[The records]
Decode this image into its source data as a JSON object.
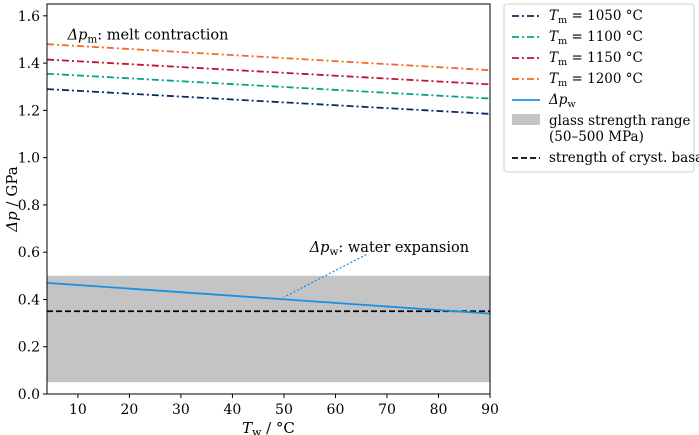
{
  "chart_data": {
    "type": "line",
    "xlabel": "T_w / °C",
    "ylabel": "Δp / GPa",
    "xlim": [
      4,
      90
    ],
    "ylim": [
      0.0,
      1.65
    ],
    "xticks": [
      10,
      20,
      30,
      40,
      50,
      60,
      70,
      80,
      90
    ],
    "yticks": [
      0.0,
      0.2,
      0.4,
      0.6,
      0.8,
      1.0,
      1.2,
      1.4,
      1.6
    ],
    "series": [
      {
        "name": "T_m = 1050 °C",
        "legend_main": "T",
        "legend_sub": "m",
        "legend_rest": " = 1050 °C",
        "style": "dashdot",
        "color": "#0b2a63",
        "x": [
          4,
          90
        ],
        "y": [
          1.29,
          1.185
        ]
      },
      {
        "name": "T_m = 1100 °C",
        "legend_main": "T",
        "legend_sub": "m",
        "legend_rest": " = 1100 °C",
        "style": "dashdot",
        "color": "#00a38c",
        "x": [
          4,
          90
        ],
        "y": [
          1.355,
          1.25
        ]
      },
      {
        "name": "T_m = 1150 °C",
        "legend_main": "T",
        "legend_sub": "m",
        "legend_rest": " = 1150 °C",
        "style": "dashdot",
        "color": "#c21232",
        "x": [
          4,
          90
        ],
        "y": [
          1.415,
          1.31
        ]
      },
      {
        "name": "T_m = 1200 °C",
        "legend_main": "T",
        "legend_sub": "m",
        "legend_rest": " = 1200 °C",
        "style": "dashdot",
        "color": "#f26b2a",
        "x": [
          4,
          90
        ],
        "y": [
          1.48,
          1.37
        ]
      },
      {
        "name": "Δp_w",
        "legend_main": "Δp",
        "legend_sub": "w",
        "legend_rest": "",
        "style": "solid",
        "color": "#1a8fe3",
        "x": [
          4,
          90
        ],
        "y": [
          0.47,
          0.34
        ]
      }
    ],
    "band": {
      "name": "glass strength range (50–500 MPa)",
      "label_line1": "glass strength range",
      "label_line2": "(50–500 MPa)",
      "y0": 0.05,
      "y1": 0.5,
      "color": "#c4c4c4"
    },
    "hline": {
      "name": "strength of cryst. basalt",
      "label": "strength of cryst. basalt",
      "y": 0.35,
      "color": "#000000"
    },
    "annotations": [
      {
        "id": "melt",
        "text_main": "Δp",
        "text_sub": "m",
        "text_rest": ": melt contraction",
        "x": 8,
        "y": 1.5
      },
      {
        "id": "water",
        "text_main": "Δp",
        "text_sub": "w",
        "text_rest": ": water expansion",
        "x": 55,
        "y": 0.6,
        "arrow_from": [
          66,
          0.59
        ],
        "arrow_to": [
          50,
          0.41
        ]
      }
    ],
    "legend_position": "outside-right-top"
  }
}
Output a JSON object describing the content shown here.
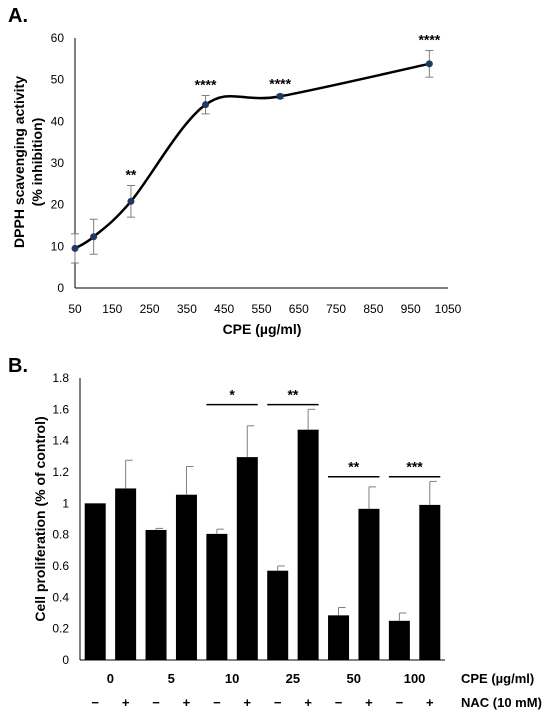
{
  "chart_data": [
    {
      "panel_label": "A.",
      "type": "line",
      "xlabel": "CPE (µg/ml)",
      "ylabel_line1": "DPPH scavenging activity",
      "ylabel_line2": "(% inhibition)",
      "xlim": [
        50,
        1050
      ],
      "ylim": [
        0,
        60
      ],
      "xticks": [
        "50",
        "150",
        "250",
        "350",
        "450",
        "550",
        "650",
        "750",
        "850",
        "950",
        "1050"
      ],
      "yticks": [
        "0",
        "10",
        "20",
        "30",
        "40",
        "50",
        "60"
      ],
      "grid": false,
      "points": [
        {
          "x": 50,
          "y": 9.5,
          "err": 3.5,
          "sig": ""
        },
        {
          "x": 100,
          "y": 12.3,
          "err": 4.2,
          "sig": ""
        },
        {
          "x": 200,
          "y": 20.8,
          "err": 3.8,
          "sig": "**"
        },
        {
          "x": 400,
          "y": 44.0,
          "err": 2.2,
          "sig": "****"
        },
        {
          "x": 600,
          "y": 46.0,
          "err": 0.5,
          "sig": "****"
        },
        {
          "x": 1000,
          "y": 53.8,
          "err": 3.2,
          "sig": "****"
        }
      ],
      "colors": {
        "line": "#000000",
        "marker": "#1f3864"
      }
    },
    {
      "panel_label": "B.",
      "type": "bar",
      "ylabel": "Cell proliferation (% of control)",
      "ylim": [
        0,
        1.8
      ],
      "yticks": [
        "0",
        "0.2",
        "0.4",
        "0.6",
        "0.8",
        "1",
        "1.2",
        "1.4",
        "1.6",
        "1.8"
      ],
      "grid": false,
      "groups": [
        "0",
        "5",
        "10",
        "25",
        "50",
        "100"
      ],
      "cpe_label": "CPE (µg/ml)",
      "nac_label": "NAC (10 mM)",
      "nac_signs": [
        "−",
        "+",
        "−",
        "+",
        "−",
        "+",
        "−",
        "+",
        "−",
        "+",
        "−",
        "+"
      ],
      "values": [
        1.0,
        1.095,
        0.83,
        1.055,
        0.805,
        1.295,
        0.57,
        1.47,
        0.285,
        0.965,
        0.25,
        0.99
      ],
      "errors": [
        0.0,
        0.18,
        0.01,
        0.18,
        0.03,
        0.2,
        0.03,
        0.13,
        0.05,
        0.14,
        0.05,
        0.15
      ],
      "significance": [
        {
          "group": 2,
          "label": "*",
          "y": 1.63
        },
        {
          "group": 3,
          "label": "**",
          "y": 1.63
        },
        {
          "group": 4,
          "label": "**",
          "y": 1.17
        },
        {
          "group": 5,
          "label": "***",
          "y": 1.17
        }
      ],
      "colors": {
        "bar": "#000000"
      }
    }
  ]
}
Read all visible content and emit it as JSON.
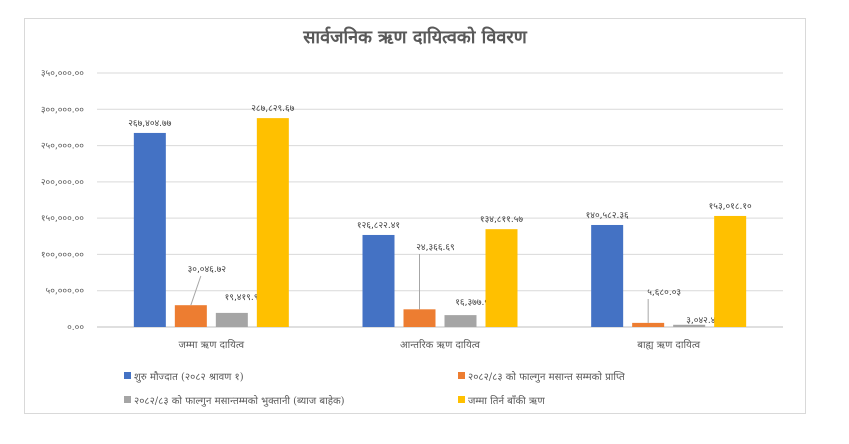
{
  "chart_data": {
    "type": "bar",
    "title": "सार्वजनिक ऋण दायित्वको विवरण",
    "xlabel": "",
    "ylabel": "",
    "ylim": [
      0,
      350000
    ],
    "grid": true,
    "legend_position": "bottom",
    "y_ticks": [
      {
        "value": 0,
        "label": "०.००"
      },
      {
        "value": 50000,
        "label": "५०,०००.००"
      },
      {
        "value": 100000,
        "label": "१००,०००.००"
      },
      {
        "value": 150000,
        "label": "१५०,०००.००"
      },
      {
        "value": 200000,
        "label": "२००,०००.००"
      },
      {
        "value": 250000,
        "label": "२५०,०००.००"
      },
      {
        "value": 300000,
        "label": "३००,०००.००"
      },
      {
        "value": 350000,
        "label": "३५०,०००.००"
      }
    ],
    "categories": [
      "जम्मा ऋण दायित्व",
      "आन्तरिक ऋण दायित्व",
      "बाह्य ऋण दायित्व"
    ],
    "series": [
      {
        "name": "शुरु मौज्दात (२०८२ श्रावण १)",
        "color": "#4472c4",
        "values": [
          267404.77,
          126822.41,
          140582.36
        ],
        "labels": [
          "२६७,४०४.७७",
          "१२६,८२२.४१",
          "१४०,५८२.३६"
        ]
      },
      {
        "name": "२०८२/८३ को फाल्गुन मसान्त सम्मको प्राप्ति",
        "color": "#ed7d31",
        "values": [
          30046.72,
          24366.69,
          5680.03
        ],
        "labels": [
          "३०,०४६.७२",
          "२४,३६६.६९",
          "५,६८०.०३"
        ]
      },
      {
        "name": "२०८२/८३ को फाल्गुन मसान्तम्मको भुक्तानी (ब्याज बाहेक)",
        "color": "#a5a5a5",
        "values": [
          19419.96,
          16377.53,
          3042.43
        ],
        "labels": [
          "१९,४१९.९६",
          "१६,३७७.५३",
          "३,०४२.४३"
        ]
      },
      {
        "name": "जम्मा तिर्न बाँकी ऋण",
        "color": "#ffc000",
        "values": [
          287829.67,
          134811.57,
          153018.1
        ],
        "labels": [
          "२८७,८२९.६७",
          "१३४,८११.५७",
          "१५३,०१८.१०"
        ]
      }
    ]
  }
}
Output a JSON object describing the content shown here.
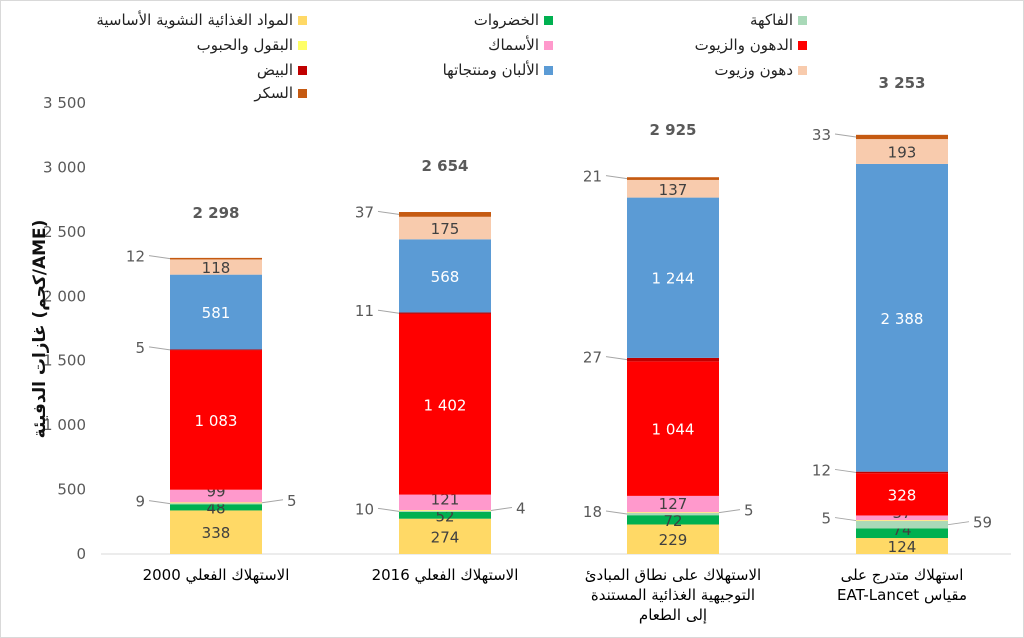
{
  "chart_data": {
    "type": "bar",
    "stacked": true,
    "ylabel": "غازات الدفيئة (كجم/AME)",
    "ylim": [
      0,
      3500
    ],
    "yticks": [
      0,
      500,
      1000,
      1500,
      2000,
      2500,
      3000,
      3500
    ],
    "ytick_labels": [
      "0",
      "500",
      "1 000",
      "1 500",
      "2 000",
      "2 500",
      "3 000",
      "3 500"
    ],
    "categories": [
      [
        "الاستهلاك الفعلي 2000"
      ],
      [
        "الاستهلاك الفعلي 2016"
      ],
      [
        "الاستهلاك على نطاق المبادئ",
        "التوجيهية الغذائية المستندة",
        "إلى الطعام"
      ],
      [
        "استهلاك متدرج على",
        "مقياس EAT-Lancet"
      ]
    ],
    "totals": [
      "2 298",
      "2 654",
      "2 925",
      "3 253"
    ],
    "series": [
      {
        "name": "المواد الغذائية النشوية الأساسية",
        "color": "#FFD966",
        "values": [
          338,
          274,
          229,
          124
        ]
      },
      {
        "name": "الخضروات",
        "color": "#00B050",
        "values": [
          48,
          52,
          72,
          74
        ]
      },
      {
        "name": "الفاكهة",
        "color": "#A9D9B8",
        "values": [
          9,
          10,
          18,
          59
        ]
      },
      {
        "name": "البقول والحبوب",
        "color": "#FFFF66",
        "values": [
          5,
          4,
          5,
          5
        ]
      },
      {
        "name": "الأسماك",
        "color": "#FF99CC",
        "values": [
          99,
          121,
          127,
          37
        ]
      },
      {
        "name": "الدهون والزيوت",
        "color": "#FF0000",
        "values": [
          1083,
          1402,
          1044,
          328
        ]
      },
      {
        "name": "البيض",
        "color": "#C00000",
        "values": [
          5,
          11,
          27,
          12
        ]
      },
      {
        "name": "الألبان ومنتجاتها",
        "color": "#5B9BD5",
        "values": [
          581,
          568,
          1244,
          2388
        ]
      },
      {
        "name": "دهون وزيوت",
        "color": "#F8CBAD",
        "values": [
          118,
          175,
          137,
          193
        ]
      },
      {
        "name": "السكر",
        "color": "#C55A11",
        "values": [
          12,
          37,
          21,
          33
        ]
      }
    ],
    "legend_placement": "top"
  }
}
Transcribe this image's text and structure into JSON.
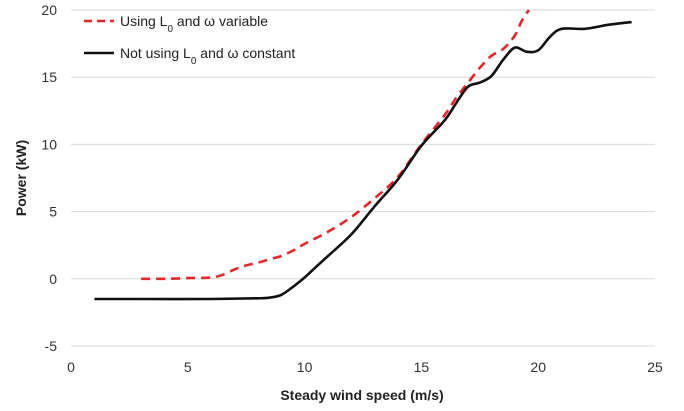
{
  "chart_data": {
    "type": "line",
    "title": "",
    "xlabel": "Steady wind speed (m/s)",
    "ylabel": "Power (kW)",
    "xlim": [
      0,
      25
    ],
    "ylim": [
      -5,
      20
    ],
    "xticks": [
      0,
      5,
      10,
      15,
      20,
      25
    ],
    "yticks": [
      -5,
      0,
      5,
      10,
      15,
      20
    ],
    "xtick_labels": [
      "0",
      "5",
      "10",
      "15",
      "20",
      "25"
    ],
    "ytick_labels": [
      "-5",
      "0",
      "5",
      "10",
      "15",
      "20"
    ],
    "grid": "horizontal",
    "legend_position": "top-left",
    "series": [
      {
        "name": "Using L0 and ω variable",
        "legend_parts": [
          "Using L",
          "0",
          " and ω variable"
        ],
        "color": "#e8262a",
        "dash": "dashed",
        "points": [
          [
            3,
            0
          ],
          [
            4,
            0
          ],
          [
            5,
            0.05
          ],
          [
            6,
            0.1
          ],
          [
            6.5,
            0.3
          ],
          [
            7,
            0.7
          ],
          [
            7.5,
            1.0
          ],
          [
            8,
            1.2
          ],
          [
            8.5,
            1.45
          ],
          [
            9,
            1.7
          ],
          [
            9.5,
            2.1
          ],
          [
            10,
            2.6
          ],
          [
            11,
            3.5
          ],
          [
            12,
            4.6
          ],
          [
            13,
            6.0
          ],
          [
            14,
            7.6
          ],
          [
            15,
            10.0
          ],
          [
            16,
            12.2
          ],
          [
            16.5,
            13.5
          ],
          [
            17,
            14.6
          ],
          [
            17.5,
            15.7
          ],
          [
            18,
            16.6
          ],
          [
            18.5,
            17.1
          ],
          [
            19,
            18.1
          ],
          [
            19.3,
            19.2
          ],
          [
            19.6,
            20
          ]
        ]
      },
      {
        "name": "Not using L0 and ω constant",
        "legend_parts": [
          "Not using L",
          "0",
          " and ω constant"
        ],
        "color": "#111111",
        "dash": "solid",
        "points": [
          [
            1,
            -1.5
          ],
          [
            3,
            -1.5
          ],
          [
            6,
            -1.5
          ],
          [
            8,
            -1.45
          ],
          [
            8.5,
            -1.4
          ],
          [
            9,
            -1.2
          ],
          [
            9.5,
            -0.6
          ],
          [
            10,
            0.1
          ],
          [
            10.5,
            0.9
          ],
          [
            11,
            1.7
          ],
          [
            12,
            3.3
          ],
          [
            13,
            5.4
          ],
          [
            14,
            7.4
          ],
          [
            15,
            9.9
          ],
          [
            16,
            11.8
          ],
          [
            16.5,
            13.1
          ],
          [
            17,
            14.3
          ],
          [
            17.5,
            14.6
          ],
          [
            18,
            15.1
          ],
          [
            18.5,
            16.3
          ],
          [
            19,
            17.2
          ],
          [
            19.5,
            16.9
          ],
          [
            20,
            17.0
          ],
          [
            20.5,
            18.0
          ],
          [
            21,
            18.6
          ],
          [
            22,
            18.6
          ],
          [
            23,
            18.9
          ],
          [
            24,
            19.1
          ]
        ]
      }
    ]
  }
}
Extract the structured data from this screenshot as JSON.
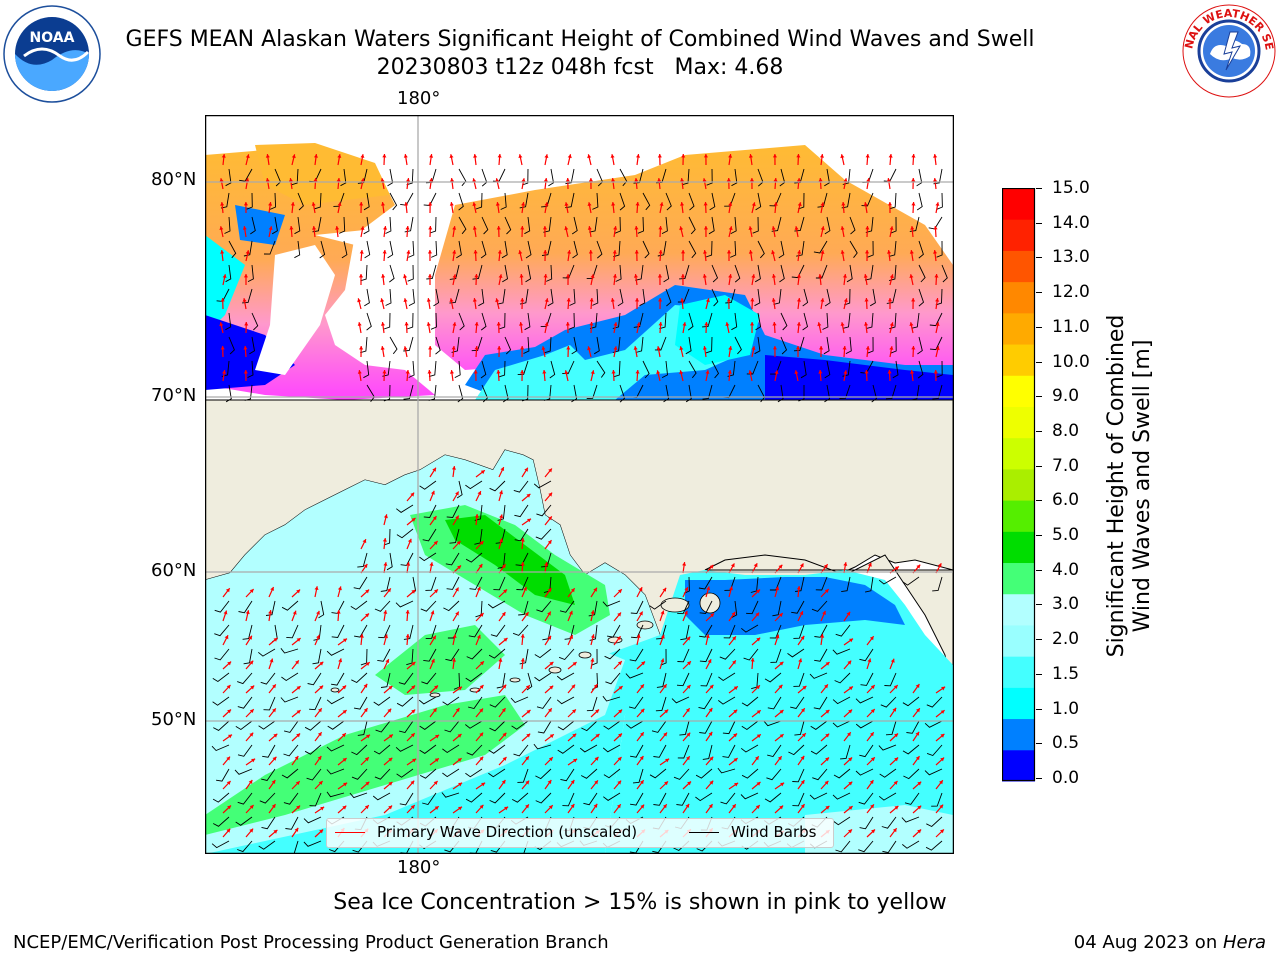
{
  "header": {
    "title": "GEFS MEAN Alaskan Waters Significant Height of Combined Wind Waves and Swell",
    "subtitle": "20230803 t12z 048h fcst   Max: 4.68"
  },
  "logos": {
    "noaa": {
      "text": "NOAA",
      "ring_text": "NATIONAL OCEANIC AND ATMOSPHERIC ADMINISTRATION · U.S. DEPARTMENT OF COMMERCE"
    },
    "nws": {
      "ring_text": "NATIONAL WEATHER SERVICE"
    }
  },
  "map": {
    "lon_label_top": "180°",
    "lon_label_bottom": "180°",
    "lat_labels": [
      "80°N",
      "70°N",
      "60°N",
      "50°N"
    ],
    "land_color": "#efedde",
    "ice_colors": [
      "#ff44ff",
      "#ff99cc",
      "#ffaa55",
      "#ffbb33"
    ],
    "legend": {
      "wave_label": "Primary Wave Direction (unscaled)",
      "wave_color": "#ff0000",
      "wind_label": "Wind Barbs",
      "wind_color": "#000000"
    }
  },
  "colorbar": {
    "label_line1": "Significant Height of Combined",
    "label_line2": "Wind Waves and Swell [m]",
    "ticks": [
      "15.0",
      "14.0",
      "13.0",
      "12.0",
      "11.0",
      "10.0",
      "9.0",
      "8.0",
      "7.0",
      "6.0",
      "5.0",
      "4.0",
      "3.0",
      "2.0",
      "1.5",
      "1.0",
      "0.5",
      "0.0"
    ],
    "colors_bottom_to_top": [
      "#0000ff",
      "#0080ff",
      "#00ffff",
      "#44ffff",
      "#99ffff",
      "#b2ffff",
      "#44ff77",
      "#00dd00",
      "#55ee00",
      "#aaee00",
      "#ccff00",
      "#eeff00",
      "#ffff00",
      "#ffcc00",
      "#ffaa00",
      "#ff8800",
      "#ff5500",
      "#ff2200",
      "#ff0000"
    ]
  },
  "note": "Sea Ice Concentration > 15% is shown in pink to yellow",
  "footer": {
    "left": "NCEP/EMC/Verification Post Processing Product Generation Branch",
    "right_prefix": "04 Aug 2023 on ",
    "right_host": "Hera"
  }
}
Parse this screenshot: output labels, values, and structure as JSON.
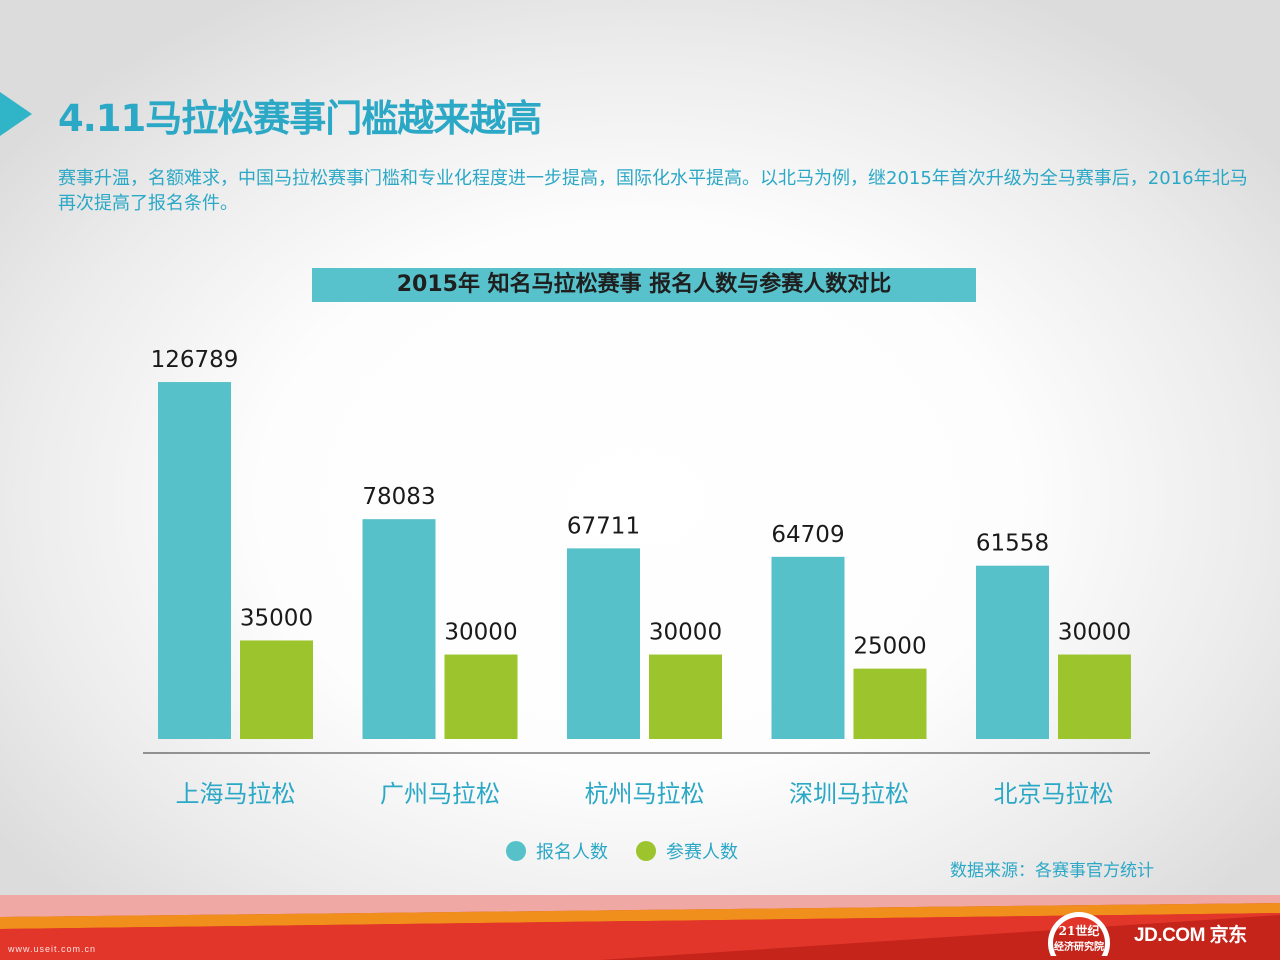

[The exercise] Copy out each line of the listing that holds "into".

[Written solution]
Decode this image into its source data as a JSON object.
Transcribe this image's text and structure into JSON.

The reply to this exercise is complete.